** START OF STORED RECORDS **
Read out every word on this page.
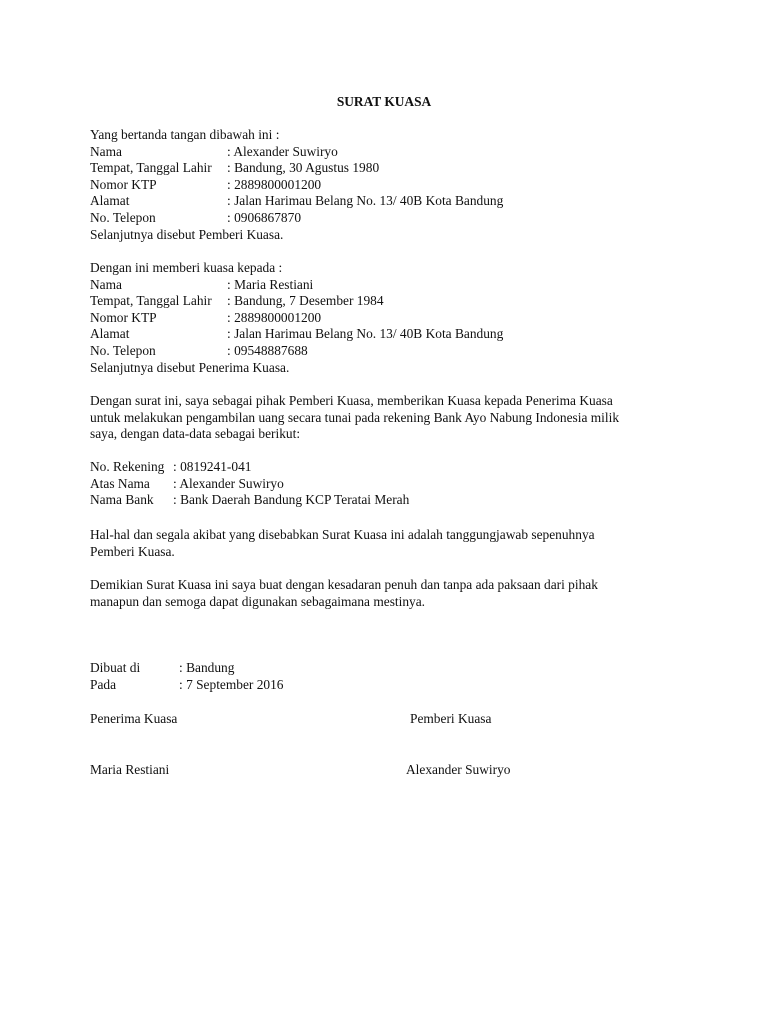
SURAT KUASA
Yang bertanda tangan dibawah ini :
Nama	: Alexander Suwiryo
Tempat, Tanggal Lahir : Bandung, 30 Agustus 1980
Nomor KTP	: 2889800001200
Alamat	: Jalan Harimau Belang No. 13/ 40B Kota Bandung
No. Telepon	: 0906867870
Selanjutnya disebut Pemberi Kuasa.
Dengan ini memberi kuasa kepada :
Nama	: Maria Restiani
Tempat, Tanggal Lahir : Bandung, 7 Desember 1984
Nomor KTP	: 2889800001200
Alamat	: Jalan Harimau Belang No. 13/ 40B Kota Bandung
No. Telepon	: 09548887688
Selanjutnya disebut Penerima Kuasa.
Dengan surat ini, saya sebagai pihak Pemberi Kuasa, memberikan Kuasa kepada Penerima Kuasa
untuk melakukan pengambilan uang secara tunai pada rekening Bank Ayo Nabung Indonesia milik
saya, dengan data-data sebagai berikut:
No. Rekening : 0819241-041
Atas Nama : Alexander Suwiryo
Nama Bank : Bank Daerah Bandung KCP Teratai Merah
Hal-hal dan segala akibat yang disebabkan Surat Kuasa ini adalah tanggungjawab sepenuhnya
Pemberi Kuasa.
Demikian Surat Kuasa ini saya buat dengan kesadaran penuh dan tanpa ada paksaan dari pihak
manapun dan semoga dapat digunakan sebagaimana mestinya.
Dibuat di	: Bandung
Pada	: 7 September 2016
Penerima Kuasa	Pemberi Kuasa
Maria Restiani	Alexander Suwiryo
** END OF STORED RECORDS **
• TASK BRIEF: Using the records above, find and show each line with the string "Nama".

• FULL ANSWER:
Nama	: Alexander Suwiryo
Nama	: Maria Restiani
Atas Nama : Alexander Suwiryo
Nama Bank : Bank Daerah Bandung KCP Teratai Merah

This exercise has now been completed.